» **GIVEN EXERCISE**: Print the full listing exactly.

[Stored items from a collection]
----
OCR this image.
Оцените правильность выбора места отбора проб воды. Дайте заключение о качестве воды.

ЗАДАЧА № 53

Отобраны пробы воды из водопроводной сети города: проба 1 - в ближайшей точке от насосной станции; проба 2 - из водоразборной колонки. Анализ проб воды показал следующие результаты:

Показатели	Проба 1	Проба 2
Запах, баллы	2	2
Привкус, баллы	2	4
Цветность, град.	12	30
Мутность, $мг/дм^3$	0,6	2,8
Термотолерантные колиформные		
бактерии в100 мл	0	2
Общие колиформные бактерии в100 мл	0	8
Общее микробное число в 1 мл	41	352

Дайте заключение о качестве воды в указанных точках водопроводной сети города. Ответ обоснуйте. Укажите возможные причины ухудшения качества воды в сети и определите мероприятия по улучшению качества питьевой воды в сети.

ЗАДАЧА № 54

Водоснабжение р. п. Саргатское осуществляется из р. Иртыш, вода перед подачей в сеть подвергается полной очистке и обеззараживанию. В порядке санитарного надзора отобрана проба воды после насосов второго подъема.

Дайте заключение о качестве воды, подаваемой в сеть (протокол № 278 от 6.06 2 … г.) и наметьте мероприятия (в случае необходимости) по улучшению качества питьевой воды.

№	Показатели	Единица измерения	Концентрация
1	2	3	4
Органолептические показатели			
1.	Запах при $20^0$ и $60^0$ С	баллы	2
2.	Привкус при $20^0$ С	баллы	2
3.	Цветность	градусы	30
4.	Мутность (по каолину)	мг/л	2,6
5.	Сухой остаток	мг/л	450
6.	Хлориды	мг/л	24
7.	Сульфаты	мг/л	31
----
» **THE RESULT**:
OCR this image.
Оцените правильность выбора места отбора проб воды. Дайте заключение о качестве воды.

ЗАДАЧА № 53

Отобраны пробы воды из водопроводной сети города: проба 1 - в ближайшей точке от насосной станции; проба 2 - из водоразборной колонки. Анализ проб воды показал следующие результаты:

Показатели	Проба 1	Проба 2
Запах, баллы	2	2
Привкус, баллы	2	4
Цветность, град.	12	30
Мутность, $мг/дм^3$	0,6	2,8
Термотолерантные колиформные		
бактерии в100 мл	0	2
Общие колиформные бактерии в100 мл	0	8
Общее микробное число в 1 мл	41	352

Дайте заключение о качестве воды в указанных точках водопроводной сети города. Ответ обоснуйте. Укажите возможные причины ухудшения качества воды в сети и определите мероприятия по улучшению качества питьевой воды в сети.

ЗАДАЧА № 54

Водоснабжение р. п. Саргатское осуществляется из р. Иртыш, вода перед подачей в сеть подвергается полной очистке и обеззараживанию. В порядке санитарного надзора отобрана проба воды после насосов второго подъема.

Дайте заключение о качестве воды, подаваемой в сеть (протокол № 278 от 6.06 2 … г.) и наметьте мероприятия (в случае необходимости) по улучшению качества питьевой воды.

№	Показатели	Единица измерения	Концентрация
1	2	3	4
Органолептические показатели			
1.	Запах при $20^0$ и $60^0$ С	баллы	2
2.	Привкус при $20^0$ С	баллы	2
3.	Цветность	градусы	30
4.	Мутность (по каолину)	мг/л	2,6
5.	Сухой остаток	мг/л	450
6.	Хлориды	мг/л	24
7.	Сульфаты	мг/л	31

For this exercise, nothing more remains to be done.